#### [Given exercise]
Produce an exact copy of all the data below, dropping every image.

#### [Listing]
■ ■ ■
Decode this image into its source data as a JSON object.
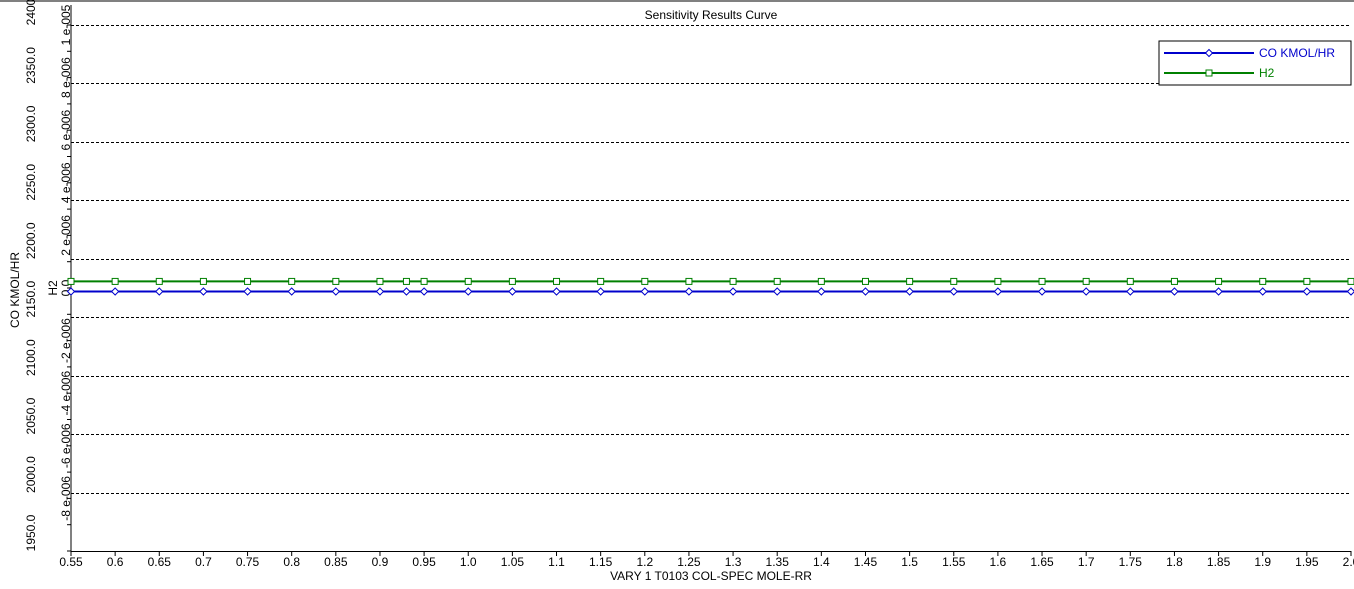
{
  "chart_data": {
    "type": "line",
    "title": "Sensitivity Results Curve",
    "xlabel": "VARY   1 T0103 COL-SPEC MOLE-RR",
    "ylabel_left": "CO KMOL/HR",
    "ylabel_right": "H2",
    "xlim": [
      0.55,
      2.0
    ],
    "x_ticks": [
      "0.55",
      "0.6",
      "0.65",
      "0.7",
      "0.75",
      "0.8",
      "0.85",
      "0.9",
      "0.95",
      "1.0",
      "1.05",
      "1.1",
      "1.15",
      "1.2",
      "1.25",
      "1.3",
      "1.35",
      "1.4",
      "1.45",
      "1.5",
      "1.55",
      "1.6",
      "1.65",
      "1.7",
      "1.75",
      "1.8",
      "1.85",
      "1.9",
      "1.95",
      "2.0"
    ],
    "y_left_lim": [
      1950.0,
      2400.0
    ],
    "y_left_ticks": [
      "1950.0",
      "2000.0",
      "2050.0",
      "2100.0",
      "2150.0",
      "2200.0",
      "2250.0",
      "2300.0",
      "2350.0",
      "2400.0"
    ],
    "y_right_lim": [
      -1e-05,
      1e-05
    ],
    "y_right_ticks": [
      "-8 e-006",
      "-6 e-006",
      "-4 e-006",
      "-2 e-006",
      "0.0",
      "2 e-006",
      "4 e-006",
      "6 e-006",
      "8 e-006",
      "1 e-005"
    ],
    "grid": "dashed horizontal",
    "legend_position": "top-right",
    "series": [
      {
        "name": "CO KMOL/HR",
        "axis": "left",
        "color": "#0000cc",
        "marker": "diamond",
        "x": [
          0.55,
          0.6,
          0.65,
          0.7,
          0.75,
          0.8,
          0.85,
          0.9,
          0.93,
          0.95,
          1.0,
          1.05,
          1.1,
          1.15,
          1.2,
          1.25,
          1.3,
          1.35,
          1.4,
          1.45,
          1.5,
          1.55,
          1.6,
          1.65,
          1.7,
          1.75,
          1.8,
          1.85,
          1.9,
          1.95,
          2.0
        ],
        "values": [
          2172,
          2172,
          2172,
          2172,
          2172,
          2172,
          2172,
          2172,
          2172,
          2172,
          2172,
          2172,
          2172,
          2172,
          2172,
          2172,
          2172,
          2172,
          2172,
          2172,
          2172,
          2172,
          2172,
          2172,
          2172,
          2172,
          2172,
          2172,
          2172,
          2172,
          2172
        ]
      },
      {
        "name": "H2",
        "axis": "right",
        "color": "#008000",
        "marker": "square",
        "x": [
          0.55,
          0.6,
          0.65,
          0.7,
          0.75,
          0.8,
          0.85,
          0.9,
          0.93,
          0.95,
          1.0,
          1.05,
          1.1,
          1.15,
          1.2,
          1.25,
          1.3,
          1.35,
          1.4,
          1.45,
          1.5,
          1.55,
          1.6,
          1.65,
          1.7,
          1.75,
          1.8,
          1.85,
          1.9,
          1.95,
          2.0
        ],
        "values": [
          2.5e-07,
          2.5e-07,
          2.5e-07,
          2.5e-07,
          2.5e-07,
          2.5e-07,
          2.5e-07,
          2.5e-07,
          2.5e-07,
          2.5e-07,
          2.5e-07,
          2.5e-07,
          2.5e-07,
          2.5e-07,
          2.5e-07,
          2.5e-07,
          2.5e-07,
          2.5e-07,
          2.5e-07,
          2.5e-07,
          2.5e-07,
          2.5e-07,
          2.5e-07,
          2.5e-07,
          2.5e-07,
          2.5e-07,
          2.5e-07,
          2.5e-07,
          2.5e-07,
          2.5e-07,
          2.5e-07
        ]
      }
    ]
  }
}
■ ■ ■
#### [Reply to the task]
Decode this image into its source data as a JSON object.
{
  "chart_data": {
    "type": "line",
    "title": "Sensitivity Results Curve",
    "xlabel": "VARY   1 T0103 COL-SPEC MOLE-RR",
    "ylabel_left": "CO KMOL/HR",
    "ylabel_right": "H2",
    "xlim": [
      0.55,
      2.0
    ],
    "x_ticks": [
      "0.55",
      "0.6",
      "0.65",
      "0.7",
      "0.75",
      "0.8",
      "0.85",
      "0.9",
      "0.95",
      "1.0",
      "1.05",
      "1.1",
      "1.15",
      "1.2",
      "1.25",
      "1.3",
      "1.35",
      "1.4",
      "1.45",
      "1.5",
      "1.55",
      "1.6",
      "1.65",
      "1.7",
      "1.75",
      "1.8",
      "1.85",
      "1.9",
      "1.95",
      "2.0"
    ],
    "y_left_lim": [
      1950.0,
      2400.0
    ],
    "y_left_ticks": [
      "1950.0",
      "2000.0",
      "2050.0",
      "2100.0",
      "2150.0",
      "2200.0",
      "2250.0",
      "2300.0",
      "2350.0",
      "2400.0"
    ],
    "y_right_lim": [
      -1e-05,
      1e-05
    ],
    "y_right_ticks": [
      "-8 e-006",
      "-6 e-006",
      "-4 e-006",
      "-2 e-006",
      "0.0",
      "2 e-006",
      "4 e-006",
      "6 e-006",
      "8 e-006",
      "1 e-005"
    ],
    "grid": "dashed horizontal",
    "legend_position": "top-right",
    "series": [
      {
        "name": "CO KMOL/HR",
        "axis": "left",
        "color": "#0000cc",
        "marker": "diamond",
        "x": [
          0.55,
          0.6,
          0.65,
          0.7,
          0.75,
          0.8,
          0.85,
          0.9,
          0.93,
          0.95,
          1.0,
          1.05,
          1.1,
          1.15,
          1.2,
          1.25,
          1.3,
          1.35,
          1.4,
          1.45,
          1.5,
          1.55,
          1.6,
          1.65,
          1.7,
          1.75,
          1.8,
          1.85,
          1.9,
          1.95,
          2.0
        ],
        "values": [
          2172,
          2172,
          2172,
          2172,
          2172,
          2172,
          2172,
          2172,
          2172,
          2172,
          2172,
          2172,
          2172,
          2172,
          2172,
          2172,
          2172,
          2172,
          2172,
          2172,
          2172,
          2172,
          2172,
          2172,
          2172,
          2172,
          2172,
          2172,
          2172,
          2172,
          2172
        ]
      },
      {
        "name": "H2",
        "axis": "right",
        "color": "#008000",
        "marker": "square",
        "x": [
          0.55,
          0.6,
          0.65,
          0.7,
          0.75,
          0.8,
          0.85,
          0.9,
          0.93,
          0.95,
          1.0,
          1.05,
          1.1,
          1.15,
          1.2,
          1.25,
          1.3,
          1.35,
          1.4,
          1.45,
          1.5,
          1.55,
          1.6,
          1.65,
          1.7,
          1.75,
          1.8,
          1.85,
          1.9,
          1.95,
          2.0
        ],
        "values": [
          2.5e-07,
          2.5e-07,
          2.5e-07,
          2.5e-07,
          2.5e-07,
          2.5e-07,
          2.5e-07,
          2.5e-07,
          2.5e-07,
          2.5e-07,
          2.5e-07,
          2.5e-07,
          2.5e-07,
          2.5e-07,
          2.5e-07,
          2.5e-07,
          2.5e-07,
          2.5e-07,
          2.5e-07,
          2.5e-07,
          2.5e-07,
          2.5e-07,
          2.5e-07,
          2.5e-07,
          2.5e-07,
          2.5e-07,
          2.5e-07,
          2.5e-07,
          2.5e-07,
          2.5e-07,
          2.5e-07
        ]
      }
    ]
  }
}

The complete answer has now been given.